* start *

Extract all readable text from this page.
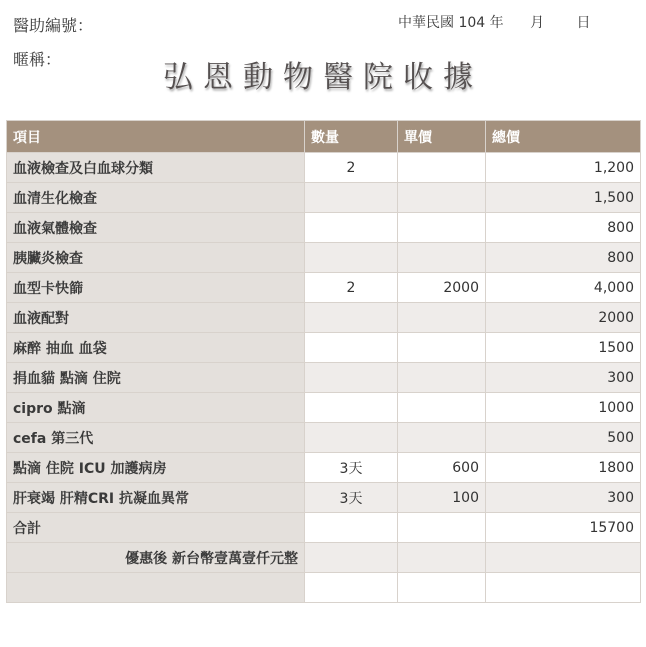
醫助編號：
暱稱：
中華民國 104 年 月 日
弘恩動物醫院收據
項目	數量	單價	總價
血液檢查及白血球分類	2		1,200
血清生化檢查			1,500
血液氣體檢查			800
胰臟炎檢查			800
血型卡快篩	2	2000	4,000
血液配對			2000
麻醉 抽血 血袋			1500
捐血貓 點滴 住院			300
cipro 點滴			1000
cefa 第三代			500
點滴 住院 ICU 加護病房	3天	600	1800
肝衰竭 肝精CRI 抗凝血異常	3天	100	300
合計			15700
優惠後 新台幣壹萬壹仟元整			
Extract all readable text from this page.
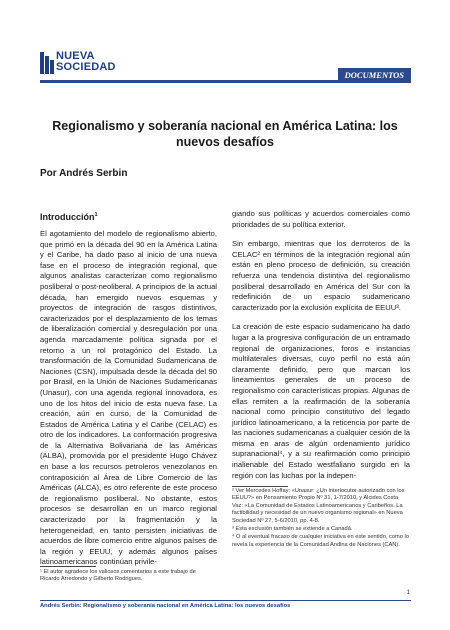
NUEVA
SOCIEDAD
DOCUMENTOS
Regionalismo y soberanía nacional en América Latina: los nuevos desafíos
Por Andrés Serbin
Introducción$^1$

El agotamiento del modelo de regionalismo abierto, que primó en la década del 90 en la América Latina y el Caribe, ha dado paso al inicio de una nueva fase en el proceso de integración regional, que algunos analistas caracterizan como regionalismo posliberal o post-neoliberal. A principios de la actual década, han emergido nuevos esquemas y proyectos de integración de rasgos distintivos, caracterizados por el desplazamiento de los temas de liberalización comercial y desregulación por una agenda marcadamente política signada por el retorno a un rol protagónico del Estado. La transformación de la Comunidad Sudamericana de Naciones (CSN), impulsada desde la década del 90 por Brasil, en la Unión de Naciones Sudamericanas (Unasur), con una agenda regional innovadora, es uno de los hitos del inicio de esta nueva fase. La creación, aún en curso, de la Comunidad de Estados de América Latina y el Caribe (CELAC) es otro de los indicadores. La conformación progresiva de la Alternativa Bolivariana de las Américas (ALBA), promovida por el presidente Hugo Chávez en base a los recursos petroleros venezolanos en contraposición al Área de Libre Comercio de las Américas (ALCA), es otro referente de este proceso de regionalismo posliberal. No obstante, estos procesos se desarrollan en un marco regional caracterizado por la fragmentación y la heterogeneidad, en tanto persisten iniciativas de acuerdos de libre comercio entre algunos países de la región y EEUU, y además algunos países latinoamericanos continúan privile-

giando sus políticas y acuerdos comerciales como prioridades de su política exterior.

Sin embargo, mientras que los derroteros de la CELAC² en términos de la integración regional aún están en pleno proceso de definición, su creación refuerza una tendencia distintiva del regionalismo posliberal desarrollado en América del Sur con la redefinición de un espacio sudamericano caracterizado por la exclusión explícita de EEUU³.

La creación de este espacio sudamericano ha dado lugar a la progresiva configuración de un entramado regional de organizaciones, foros e instancias multilaterales diversas, cuyo perfil no está aún claramente definido, pero que marcan los lineamientos generales de un proceso de regionalismo con características propias. Algunas de ellas remiten a la reafirmación de la soberanía nacional como principio constitutivo del legado jurídico latinoamericano, a la reticencia por parte de las naciones sudamericanas a cualquier cesión de la misma en aras de algún ordenamiento jurídico supranacional⁴, y a su reafirmación como principio inalienable del Estado westfaliano surgido en la región con las luchas por la indepen-

² Ver Mercedes Hoffay: «Unasur: ¿Un interlocutor autorizado con los EEUU?» en Pensamiento Propio Nº 31, 1-7/2010, y Alcides Costa Vaz: «La Comunidad de Estados Latinoamericanos y Caribeños. La factibilidad y necesidad de un nuevo organismo regional» en Nueva Sociedad Nº 27, 5-6/2010, pp. 4-8.

³ Esta exclusión también se extiende a Canadá.

⁴ O al eventual fracaso de cualquier iniciativa en este sentido, como lo revela la experiencia de la Comunidad Andina de Naciones (CAN).

¹ El autor agradece los valiosos comentarios a este trabajo de Ricardo Arredondo y Gilberto Rodrigues.

1
Andrés Serbin: Regionalismo y soberanía nacional en América Latina: los nuevos desafíos
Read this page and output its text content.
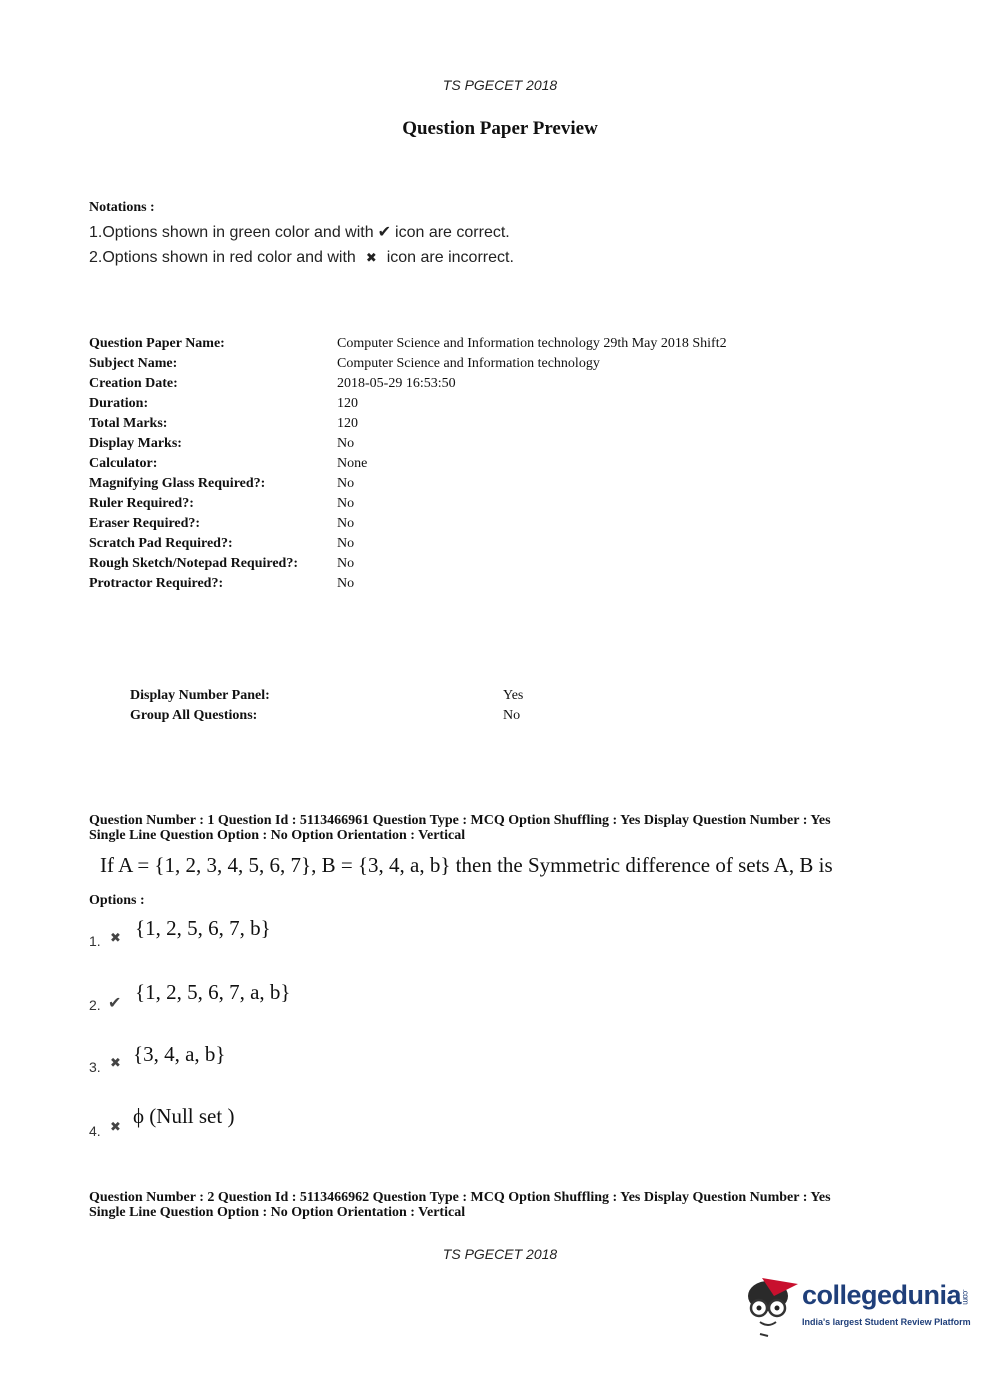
TS PGECET 2018
Question Paper Preview
Notations :
1.Options shown in green color and with ✔ icon are correct.
2.Options shown in red color and with ✖ icon are incorrect.
Question Paper Name:	Computer Science and Information technology 29th May 2018 Shift2
Subject Name:	Computer Science and Information technology
Creation Date:	2018-05-29 16:53:50
Duration:	120
Total Marks:	120
Display Marks:	No
Calculator:	None
Magnifying Glass Required?:	No
Ruler Required?:	No
Eraser Required?:	No
Scratch Pad Required?:	No
Rough Sketch/Notepad Required?:	No
Protractor Required?:	No
Display Number Panel:	Yes
Group All Questions:	No
Question Number : 1 Question Id : 5113466961 Question Type : MCQ Option Shuffling : Yes Display Question Number : Yes
Single Line Question Option : No Option Orientation : Vertical
If A = {1, 2, 3, 4, 5, 6, 7}, B = {3, 4, a, b} then the Symmetric difference of sets A, B is
Options :
1. ✖ {1, 2, 5, 6, 7, b}
2. ✔ {1, 2, 5, 6, 7, a, b}
3. ✖ {3, 4, a, b}
4. ✖ ϕ (Null set )
Question Number : 2 Question Id : 5113466962 Question Type : MCQ Option Shuffling : Yes Display Question Number : Yes
Single Line Question Option : No Option Orientation : Vertical
TS PGECET 2018
collegedunia.com
India's largest Student Review Platform
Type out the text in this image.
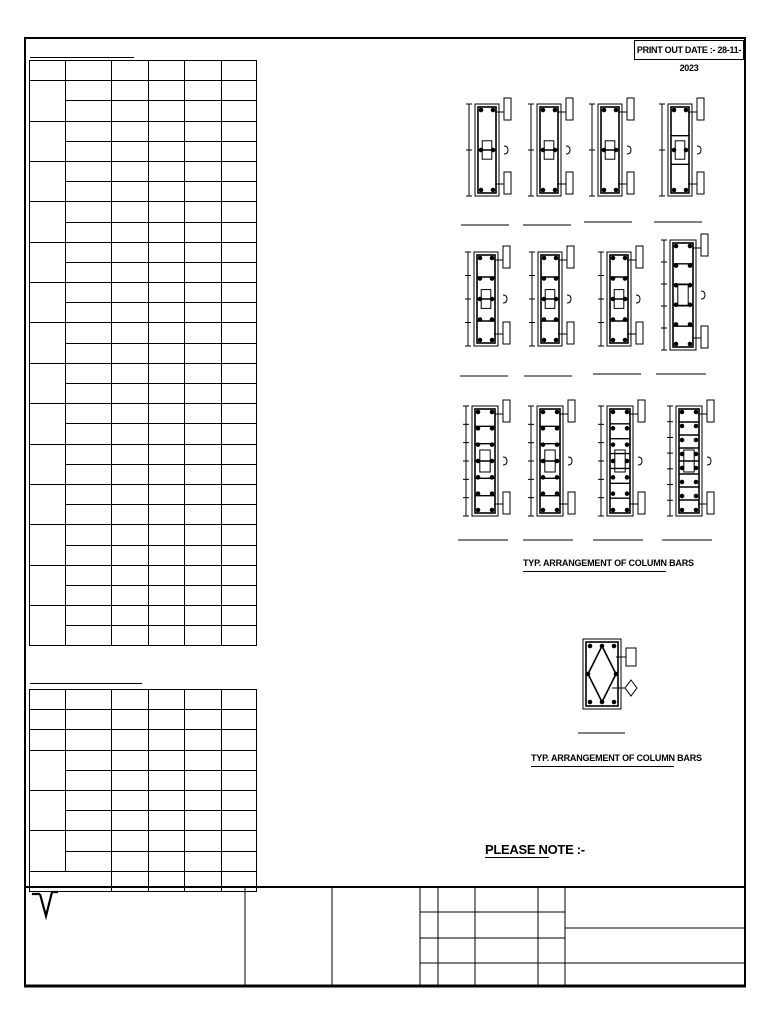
PRINT OUT DATE :- 28-11-2023

TYP. ARRANGEMENT OF COLUMN BARS
TYP. ARRANGEMENT OF COLUMN BARS
PLEASE NOTE :-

* end *

Give an exact reproduction of every line, leaving out any picture.

● Exercise answer
Extract all readable text from this page.
醫助編號：
暱稱：
中華民國 104 年 月 日
弘恩動物醫院收據
項目	數量	單價	總價
血液檢查及白血球分類	2		1,200
血清生化檢查			1,500
血液氣體檢查			800
胰臟炎檢查			800
血型卡快篩	2	2000	4,000
血液配對			2000
麻醉 抽血 血袋			1500
捐血貓 點滴 住院			300
cipro 點滴			1000
cefa 第三代			500
點滴 住院 ICU 加護病房	3天	600	1800
肝衰竭 肝精CRI 抗凝血異常	3天	100	300
合計			15700
優惠後 新台幣壹萬壹仟元整			
Extract all readable text from this page.
NUEVA
SOCIEDAD
DOCUMENTOS
Regionalismo y soberanía nacional en América Latina: los nuevos desafíos
Por Andrés Serbin
Introducción$^1$

El agotamiento del modelo de regionalismo abierto, que primó en la década del 90 en la América Latina y el Caribe, ha dado paso al inicio de una nueva fase en el proceso de integración regional, que algunos analistas caracterizan como regionalismo posliberal o post-neoliberal. A principios de la actual década, han emergido nuevos esquemas y proyectos de integración de rasgos distintivos, caracterizados por el desplazamiento de los temas de liberalización comercial y desregulación por una agenda marcadamente política signada por el retorno a un rol protagónico del Estado. La transformación de la Comunidad Sudamericana de Naciones (CSN), impulsada desde la década del 90 por Brasil, en la Unión de Naciones Sudamericanas (Unasur), con una agenda regional innovadora, es uno de los hitos del inicio de esta nueva fase. La creación, aún en curso, de la Comunidad de Estados de América Latina y el Caribe (CELAC) es otro de los indicadores. La conformación progresiva de la Alternativa Bolivariana de las Américas (ALBA), promovida por el presidente Hugo Chávez en base a los recursos petroleros venezolanos en contraposición al Área de Libre Comercio de las Américas (ALCA), es otro referente de este proceso de regionalismo posliberal. No obstante, estos procesos se desarrollan en un marco regional caracterizado por la fragmentación y la heterogeneidad, en tanto persisten iniciativas de acuerdos de libre comercio entre algunos países de la región y EEUU, y además algunos países latinoamericanos continúan privile-

giando sus políticas y acuerdos comerciales como prioridades de su política exterior.

Sin embargo, mientras que los derroteros de la CELAC² en términos de la integración regional aún están en pleno proceso de definición, su creación refuerza una tendencia distintiva del regionalismo posliberal desarrollado en América del Sur con la redefinición de un espacio sudamericano caracterizado por la exclusión explícita de EEUU³.

La creación de este espacio sudamericano ha dado lugar a la progresiva configuración de un entramado regional de organizaciones, foros e instancias multilaterales diversas, cuyo perfil no está aún claramente definido, pero que marcan los lineamientos generales de un proceso de regionalismo con características propias. Algunas de ellas remiten a la reafirmación de la soberanía nacional como principio constitutivo del legado jurídico latinoamericano, a la reticencia por parte de las naciones sudamericanas a cualquier cesión de la misma en aras de algún ordenamiento jurídico supranacional⁴, y a su reafirmación como principio inalienable del Estado westfaliano surgido en la región con las luchas por la indepen-

² Ver Mercedes Hoffay: «Unasur: ¿Un interlocutor autorizado con los EEUU?» en Pensamiento Propio Nº 31, 1-7/2010, y Alcides Costa Vaz: «La Comunidad de Estados Latinoamericanos y Caribeños. La factibilidad y necesidad de un nuevo organismo regional» en Nueva Sociedad Nº 27, 5-6/2010, pp. 4-8.

³ Esta exclusión también se extiende a Canadá.

⁴ O al eventual fracaso de cualquier iniciativa en este sentido, como lo revela la experiencia de la Comunidad Andina de Naciones (CAN).

¹ El autor agradece los valiosos comentarios a este trabajo de Ricardo Arredondo y Gilberto Rodrigues.

1
Andrés Serbin: Regionalismo y soberanía nacional en América Latina: los nuevos desafíos
Read this page and output its text content.
TS PGECET 2018
Question Paper Preview
Notations :
1.Options shown in green color and with ✔ icon are correct.
2.Options shown in red color and with ✖ icon are incorrect.
Question Paper Name:	Computer Science and Information technology 29th May 2018 Shift2
Subject Name:	Computer Science and Information technology
Creation Date:	2018-05-29 16:53:50
Duration:	120
Total Marks:	120
Display Marks:	No
Calculator:	None
Magnifying Glass Required?:	No
Ruler Required?:	No
Eraser Required?:	No
Scratch Pad Required?:	No
Rough Sketch/Notepad Required?:	No
Protractor Required?:	No
Display Number Panel:	Yes
Group All Questions:	No
Question Number : 1 Question Id : 5113466961 Question Type : MCQ Option Shuffling : Yes Display Question Number : Yes
Single Line Question Option : No Option Orientation : Vertical
If A = {1, 2, 3, 4, 5, 6, 7}, B = {3, 4, a, b} then the Symmetric difference of sets A, B is
Options :
1. ✖ {1, 2, 5, 6, 7, b}
2. ✔ {1, 2, 5, 6, 7, a, b}
3. ✖ {3, 4, a, b}
4. ✖ ϕ (Null set )
Question Number : 2 Question Id : 5113466962 Question Type : MCQ Option Shuffling : Yes Display Question Number : Yes
Single Line Question Option : No Option Orientation : Vertical
TS PGECET 2018
collegedunia.com
India's largest Student Review Platform
Type out the text in this image.
PRINT OUT DATE :- 28-11-2023

TYP. ARRANGEMENT OF COLUMN BARS
TYP. ARRANGEMENT OF COLUMN BARS
PLEASE NOTE :-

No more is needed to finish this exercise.